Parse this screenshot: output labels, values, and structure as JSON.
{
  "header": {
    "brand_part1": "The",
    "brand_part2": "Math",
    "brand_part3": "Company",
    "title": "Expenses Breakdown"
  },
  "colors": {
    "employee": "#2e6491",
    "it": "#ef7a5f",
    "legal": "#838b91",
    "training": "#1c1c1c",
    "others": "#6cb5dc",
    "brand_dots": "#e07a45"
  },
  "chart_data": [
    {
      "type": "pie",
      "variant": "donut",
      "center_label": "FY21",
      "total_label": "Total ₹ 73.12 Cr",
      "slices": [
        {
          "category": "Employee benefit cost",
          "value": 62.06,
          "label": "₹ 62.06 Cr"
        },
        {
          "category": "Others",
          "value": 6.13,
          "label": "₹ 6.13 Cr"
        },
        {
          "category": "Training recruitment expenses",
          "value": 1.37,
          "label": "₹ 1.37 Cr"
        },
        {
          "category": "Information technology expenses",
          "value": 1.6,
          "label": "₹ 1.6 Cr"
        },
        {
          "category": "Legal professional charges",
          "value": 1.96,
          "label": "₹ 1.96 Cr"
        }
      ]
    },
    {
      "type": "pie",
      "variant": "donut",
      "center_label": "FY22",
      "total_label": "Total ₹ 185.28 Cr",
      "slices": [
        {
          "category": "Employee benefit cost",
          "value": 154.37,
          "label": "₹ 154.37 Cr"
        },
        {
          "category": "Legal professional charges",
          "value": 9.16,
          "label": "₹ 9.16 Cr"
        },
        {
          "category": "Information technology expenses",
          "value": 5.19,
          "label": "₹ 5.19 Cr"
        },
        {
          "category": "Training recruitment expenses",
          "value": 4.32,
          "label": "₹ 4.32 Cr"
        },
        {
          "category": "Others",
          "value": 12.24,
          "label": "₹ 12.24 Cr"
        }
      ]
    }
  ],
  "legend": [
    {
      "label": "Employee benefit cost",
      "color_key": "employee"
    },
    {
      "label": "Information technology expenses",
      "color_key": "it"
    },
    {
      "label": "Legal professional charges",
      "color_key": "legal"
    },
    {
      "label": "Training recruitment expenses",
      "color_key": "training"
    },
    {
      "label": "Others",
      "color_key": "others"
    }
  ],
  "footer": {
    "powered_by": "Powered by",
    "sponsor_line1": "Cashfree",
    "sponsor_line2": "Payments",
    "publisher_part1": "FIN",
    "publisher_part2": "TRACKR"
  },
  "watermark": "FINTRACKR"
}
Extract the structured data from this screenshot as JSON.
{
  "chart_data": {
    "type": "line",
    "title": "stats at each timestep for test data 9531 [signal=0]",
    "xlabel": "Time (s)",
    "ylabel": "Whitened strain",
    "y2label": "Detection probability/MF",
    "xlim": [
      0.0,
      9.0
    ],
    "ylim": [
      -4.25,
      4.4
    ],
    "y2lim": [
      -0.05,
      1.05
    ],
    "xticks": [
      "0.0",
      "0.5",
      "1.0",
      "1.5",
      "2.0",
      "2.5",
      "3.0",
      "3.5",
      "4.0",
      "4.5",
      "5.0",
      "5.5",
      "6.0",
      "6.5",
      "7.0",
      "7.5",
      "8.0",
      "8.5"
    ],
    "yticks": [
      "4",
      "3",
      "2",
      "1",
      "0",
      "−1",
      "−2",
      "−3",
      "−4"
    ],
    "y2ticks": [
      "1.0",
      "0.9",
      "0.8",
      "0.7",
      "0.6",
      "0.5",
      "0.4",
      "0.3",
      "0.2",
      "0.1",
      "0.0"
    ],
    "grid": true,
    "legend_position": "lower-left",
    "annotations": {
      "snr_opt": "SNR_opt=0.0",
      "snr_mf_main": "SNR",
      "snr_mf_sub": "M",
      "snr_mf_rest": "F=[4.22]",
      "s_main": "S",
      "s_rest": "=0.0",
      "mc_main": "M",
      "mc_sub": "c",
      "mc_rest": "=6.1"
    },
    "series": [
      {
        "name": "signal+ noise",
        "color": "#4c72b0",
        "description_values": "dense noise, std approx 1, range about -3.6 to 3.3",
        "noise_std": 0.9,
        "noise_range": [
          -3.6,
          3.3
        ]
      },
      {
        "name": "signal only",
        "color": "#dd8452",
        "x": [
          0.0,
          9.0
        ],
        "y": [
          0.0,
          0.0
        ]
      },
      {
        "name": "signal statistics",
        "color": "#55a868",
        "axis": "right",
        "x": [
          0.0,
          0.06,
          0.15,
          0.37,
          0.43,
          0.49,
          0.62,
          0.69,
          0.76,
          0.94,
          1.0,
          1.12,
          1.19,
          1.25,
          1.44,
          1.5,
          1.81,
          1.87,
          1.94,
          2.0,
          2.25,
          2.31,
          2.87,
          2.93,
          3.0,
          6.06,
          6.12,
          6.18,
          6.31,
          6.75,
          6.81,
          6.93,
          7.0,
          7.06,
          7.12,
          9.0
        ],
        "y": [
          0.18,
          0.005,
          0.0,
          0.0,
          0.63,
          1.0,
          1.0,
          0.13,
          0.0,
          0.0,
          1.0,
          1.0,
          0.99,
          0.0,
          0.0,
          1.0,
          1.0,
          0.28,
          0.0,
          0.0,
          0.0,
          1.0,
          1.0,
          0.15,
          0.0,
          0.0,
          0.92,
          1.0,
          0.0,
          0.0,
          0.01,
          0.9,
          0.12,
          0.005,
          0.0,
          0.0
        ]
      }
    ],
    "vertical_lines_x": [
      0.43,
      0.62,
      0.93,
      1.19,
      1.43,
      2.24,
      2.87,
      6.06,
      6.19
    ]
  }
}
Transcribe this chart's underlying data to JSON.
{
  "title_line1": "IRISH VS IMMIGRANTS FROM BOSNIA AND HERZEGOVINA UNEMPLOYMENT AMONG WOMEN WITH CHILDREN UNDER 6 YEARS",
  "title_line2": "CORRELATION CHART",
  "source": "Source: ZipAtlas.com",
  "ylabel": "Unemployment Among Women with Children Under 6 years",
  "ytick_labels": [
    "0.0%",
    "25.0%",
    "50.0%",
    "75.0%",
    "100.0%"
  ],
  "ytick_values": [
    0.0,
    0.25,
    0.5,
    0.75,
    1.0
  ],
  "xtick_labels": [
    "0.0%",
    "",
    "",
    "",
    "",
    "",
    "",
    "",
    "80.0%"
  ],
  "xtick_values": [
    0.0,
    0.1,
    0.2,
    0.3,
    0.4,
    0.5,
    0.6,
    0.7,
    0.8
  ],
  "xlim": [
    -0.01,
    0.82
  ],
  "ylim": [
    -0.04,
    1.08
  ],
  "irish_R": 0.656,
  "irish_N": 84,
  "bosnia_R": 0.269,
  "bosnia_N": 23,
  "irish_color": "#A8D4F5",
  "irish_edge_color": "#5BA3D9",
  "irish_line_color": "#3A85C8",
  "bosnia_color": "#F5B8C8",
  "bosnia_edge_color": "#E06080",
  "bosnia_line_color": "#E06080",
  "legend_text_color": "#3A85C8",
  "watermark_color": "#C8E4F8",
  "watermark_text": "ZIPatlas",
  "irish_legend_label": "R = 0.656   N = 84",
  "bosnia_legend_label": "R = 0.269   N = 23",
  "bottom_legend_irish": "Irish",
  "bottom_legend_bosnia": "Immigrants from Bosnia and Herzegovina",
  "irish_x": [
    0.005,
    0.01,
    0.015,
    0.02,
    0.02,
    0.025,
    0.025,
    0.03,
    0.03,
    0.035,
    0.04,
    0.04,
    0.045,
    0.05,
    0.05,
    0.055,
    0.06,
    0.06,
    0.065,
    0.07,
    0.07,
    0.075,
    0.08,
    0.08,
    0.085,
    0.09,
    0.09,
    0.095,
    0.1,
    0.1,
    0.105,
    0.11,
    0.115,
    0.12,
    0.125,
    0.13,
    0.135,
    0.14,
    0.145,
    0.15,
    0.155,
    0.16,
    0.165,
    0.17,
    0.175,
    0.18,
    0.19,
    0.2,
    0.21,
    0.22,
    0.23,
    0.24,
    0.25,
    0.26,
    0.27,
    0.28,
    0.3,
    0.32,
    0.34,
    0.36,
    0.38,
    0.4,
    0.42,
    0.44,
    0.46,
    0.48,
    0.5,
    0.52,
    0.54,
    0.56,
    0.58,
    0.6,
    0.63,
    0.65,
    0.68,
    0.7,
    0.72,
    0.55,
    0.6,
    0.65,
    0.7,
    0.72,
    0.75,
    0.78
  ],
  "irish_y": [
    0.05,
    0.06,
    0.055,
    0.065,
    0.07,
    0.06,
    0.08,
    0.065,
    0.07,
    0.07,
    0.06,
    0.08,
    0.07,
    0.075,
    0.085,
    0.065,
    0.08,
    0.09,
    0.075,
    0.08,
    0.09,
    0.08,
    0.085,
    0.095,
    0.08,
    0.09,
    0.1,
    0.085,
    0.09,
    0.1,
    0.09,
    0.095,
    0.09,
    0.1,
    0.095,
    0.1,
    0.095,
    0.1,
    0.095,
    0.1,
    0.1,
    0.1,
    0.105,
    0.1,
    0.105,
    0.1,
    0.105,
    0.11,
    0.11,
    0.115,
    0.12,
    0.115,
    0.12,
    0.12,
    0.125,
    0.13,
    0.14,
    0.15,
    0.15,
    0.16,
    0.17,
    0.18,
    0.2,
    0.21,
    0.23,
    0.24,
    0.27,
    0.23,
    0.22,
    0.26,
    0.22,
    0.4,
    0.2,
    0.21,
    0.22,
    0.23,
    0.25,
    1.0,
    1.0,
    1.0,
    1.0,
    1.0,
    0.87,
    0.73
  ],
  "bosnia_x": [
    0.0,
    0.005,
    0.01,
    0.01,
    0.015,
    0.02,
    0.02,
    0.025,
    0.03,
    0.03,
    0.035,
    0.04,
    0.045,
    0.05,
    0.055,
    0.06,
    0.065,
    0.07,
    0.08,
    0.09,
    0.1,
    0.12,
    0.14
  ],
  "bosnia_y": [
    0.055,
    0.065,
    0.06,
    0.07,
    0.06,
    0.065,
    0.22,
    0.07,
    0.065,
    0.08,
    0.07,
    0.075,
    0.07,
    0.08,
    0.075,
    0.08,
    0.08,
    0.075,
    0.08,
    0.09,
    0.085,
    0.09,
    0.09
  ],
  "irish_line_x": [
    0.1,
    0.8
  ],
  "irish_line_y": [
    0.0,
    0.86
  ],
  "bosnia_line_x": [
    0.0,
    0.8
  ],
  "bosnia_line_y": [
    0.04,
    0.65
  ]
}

******************************

#### Task details:
Read the entries above, then pull out the lines that include "JSON".

#### The reply:
Parse this screenshot: output labels, values, and structure as JSON.
Extract the structured data from this screenshot as JSON.
Transcribe this chart's underlying data to JSON.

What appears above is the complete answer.